## Problem description:
Tally the lines below that contain the word "color", and give only that number.
· · · · · · ·
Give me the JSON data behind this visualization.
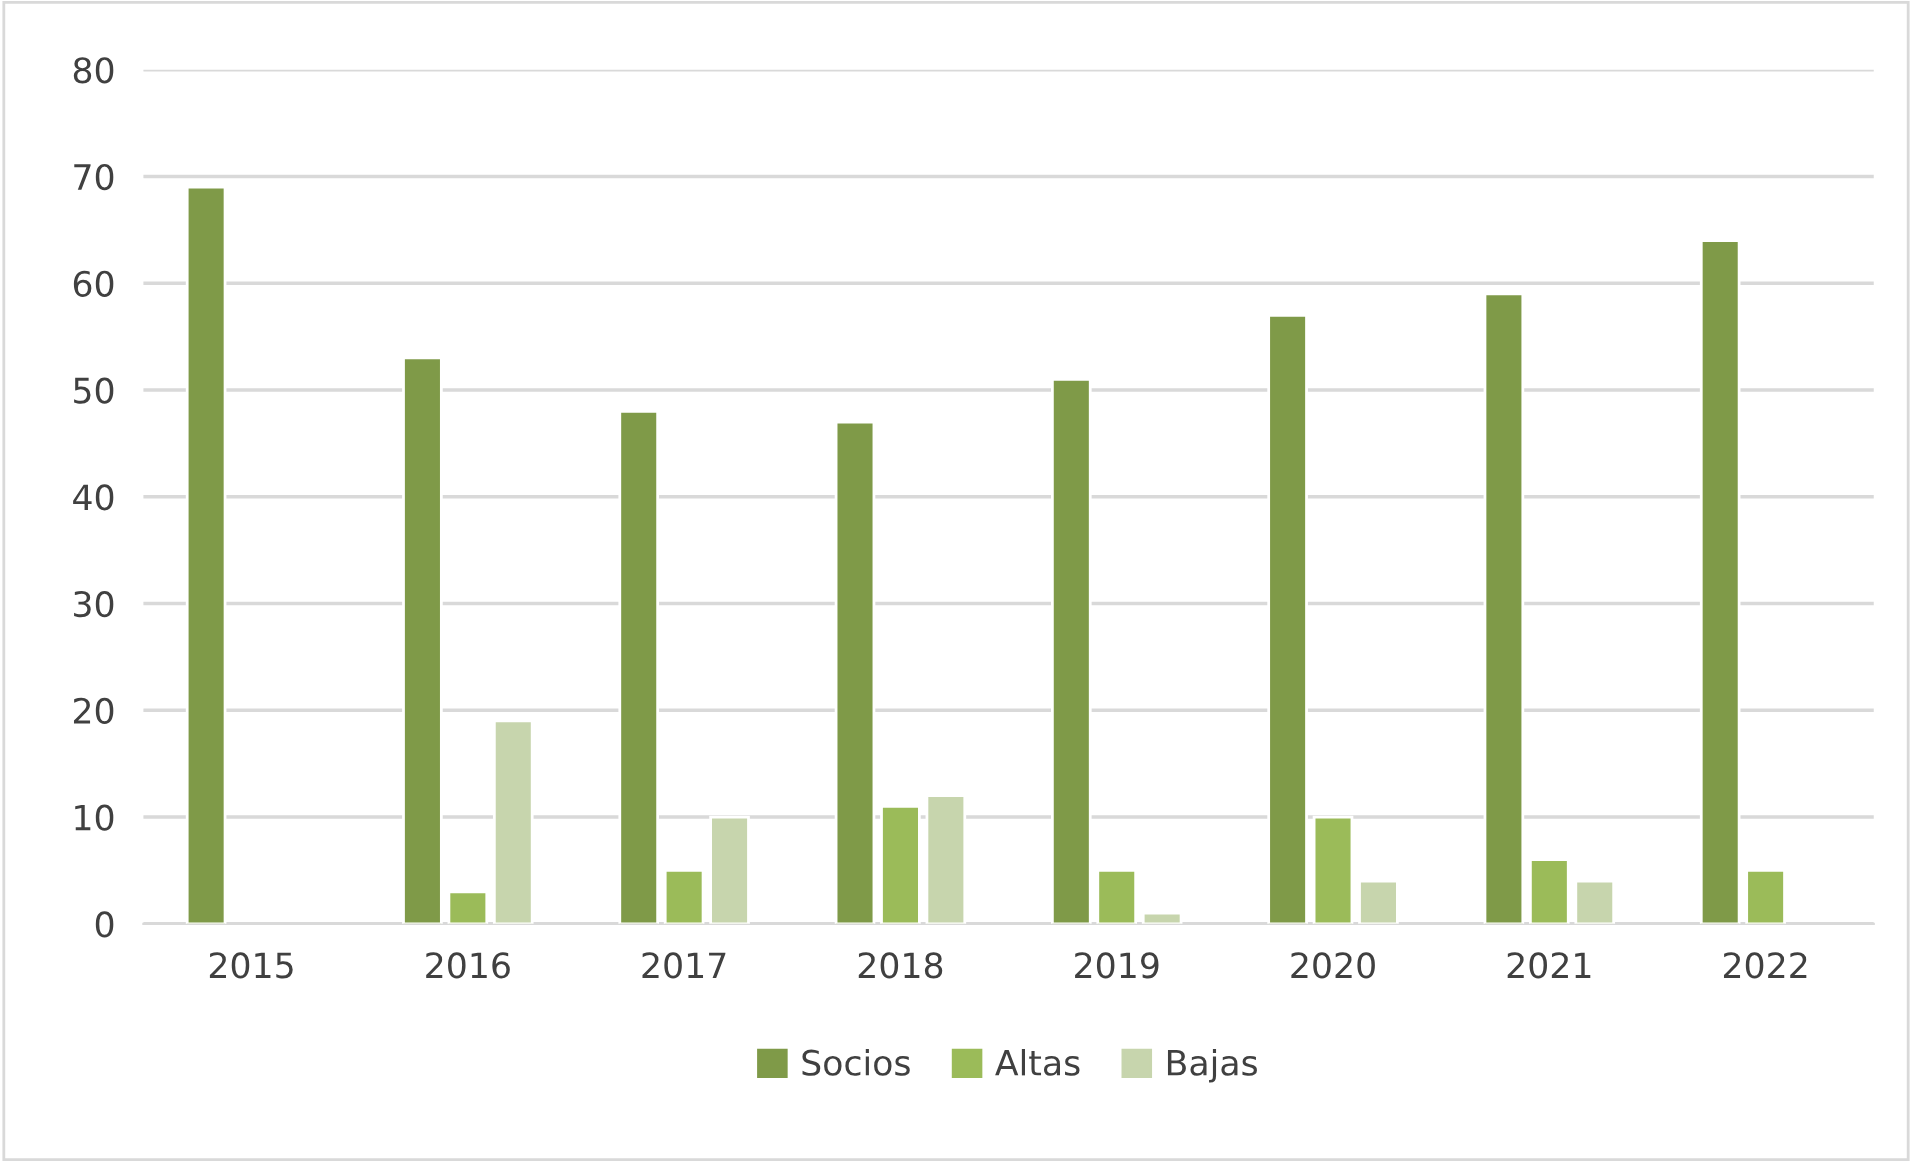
{
  "chart_data": {
    "type": "bar",
    "categories": [
      "2015",
      "2016",
      "2017",
      "2018",
      "2019",
      "2020",
      "2021",
      "2022"
    ],
    "series": [
      {
        "name": "Socios",
        "color": "#7f9a48",
        "values": [
          69,
          53,
          48,
          47,
          51,
          57,
          59,
          64
        ]
      },
      {
        "name": "Altas",
        "color": "#9bbb59",
        "values": [
          null,
          3,
          5,
          11,
          5,
          10,
          6,
          5
        ]
      },
      {
        "name": "Bajas",
        "color": "#c7d5ad",
        "values": [
          null,
          19,
          10,
          12,
          1,
          4,
          4,
          null
        ]
      }
    ],
    "ylim": [
      0,
      80
    ],
    "yticks": [
      0,
      10,
      20,
      30,
      40,
      50,
      60,
      70,
      80
    ],
    "grid": "y",
    "legend": "bottom"
  }
}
· · · · · · ·
## Result of the task:
3